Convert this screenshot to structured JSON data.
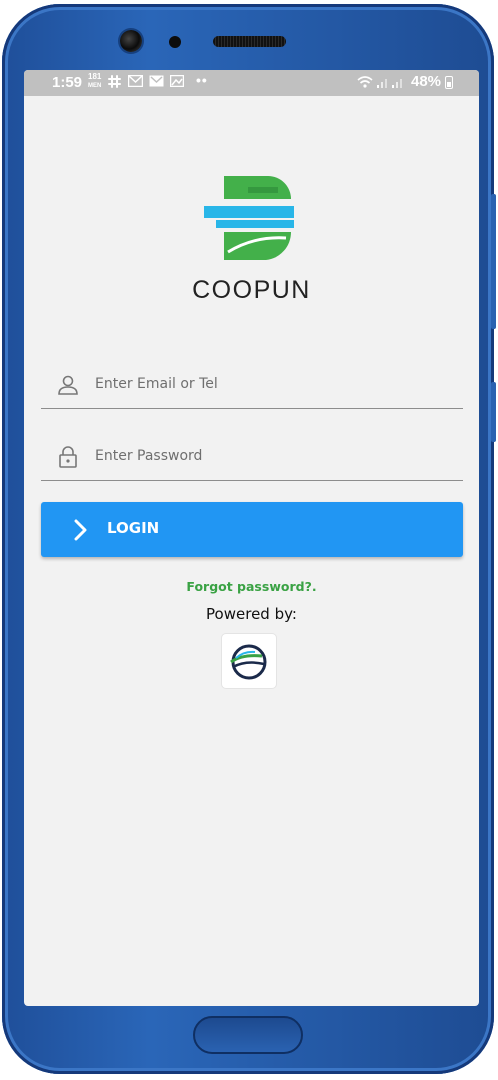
{
  "status_bar": {
    "time": "1:59",
    "small_top": "181",
    "small_bottom": "MEN",
    "dots": "••",
    "battery": "48%"
  },
  "app": {
    "brand_name": "COOPUN",
    "email_placeholder": "Enter Email or Tel",
    "password_placeholder": "Enter Password",
    "login_label": "LOGIN",
    "forgot_label": "Forgot password?.",
    "powered_by_label": "Powered by:"
  },
  "colors": {
    "primary": "#2196f3",
    "accent_green": "#3aa244",
    "logo_cyan": "#29b6e8",
    "logo_green": "#43b04a",
    "phone_body": "#2a62b1"
  },
  "icons": {
    "email_field": "user-icon",
    "password_field": "lock-icon",
    "login_button": "chevron-right-icon"
  }
}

=====

## PROBLEM TO SOLVE
Transcribe the records word for word and include no pictures.

## TASK OUTPUT
Convert this screenshot to structured JSON data.
{
  "status_bar": {
    "time": "1:59",
    "small_top": "181",
    "small_bottom": "MEN",
    "dots": "••",
    "battery": "48%"
  },
  "app": {
    "brand_name": "COOPUN",
    "email_placeholder": "Enter Email or Tel",
    "password_placeholder": "Enter Password",
    "login_label": "LOGIN",
    "forgot_label": "Forgot password?.",
    "powered_by_label": "Powered by:"
  },
  "colors": {
    "primary": "#2196f3",
    "accent_green": "#3aa244",
    "logo_cyan": "#29b6e8",
    "logo_green": "#43b04a",
    "phone_body": "#2a62b1"
  },
  "icons": {
    "email_field": "user-icon",
    "password_field": "lock-icon",
    "login_button": "chevron-right-icon"
  }
}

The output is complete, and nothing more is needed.